--- START GIVEN RECORDS ---

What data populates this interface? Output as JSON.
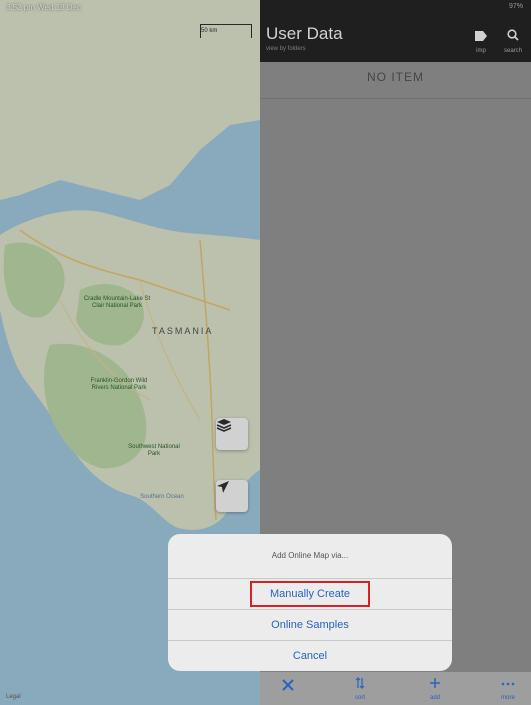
{
  "status_bar": {
    "time_date": "3:52 pm  Wed 18 Dec",
    "battery": "97%"
  },
  "map": {
    "scale_label": "50 km",
    "region_label": "TASMANIA",
    "places": [
      "Cradle Mountain-Lake St Clair National Park",
      "Franklin-Gordon Wild Rivers National Park",
      "Southwest National Park",
      "Southern Ocean"
    ],
    "legal": "Legal",
    "colors": {
      "water": "#a8d0e6",
      "land": "#e4ecd2",
      "park": "#c4dfae"
    }
  },
  "header": {
    "title": "User Data",
    "subtitle": "view by folders",
    "imp_label": "imp",
    "search_label": "search"
  },
  "list": {
    "empty_text": "NO ITEM"
  },
  "action_sheet": {
    "title": "Add Online Map via...",
    "options": [
      "Manually Create",
      "Online Samples",
      "Cancel"
    ],
    "highlight_color": "#d52222"
  },
  "toolbar": {
    "close_icon": "close-icon",
    "sort_label": "sort",
    "add_label": "add",
    "more_label": "more"
  },
  "colors": {
    "accent": "#2a60c7",
    "header_bg": "#262626"
  }
}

--- END GIVEN RECORDS ---

Your answer should be a single number: the count of lines in these records that hold the string "Online".

2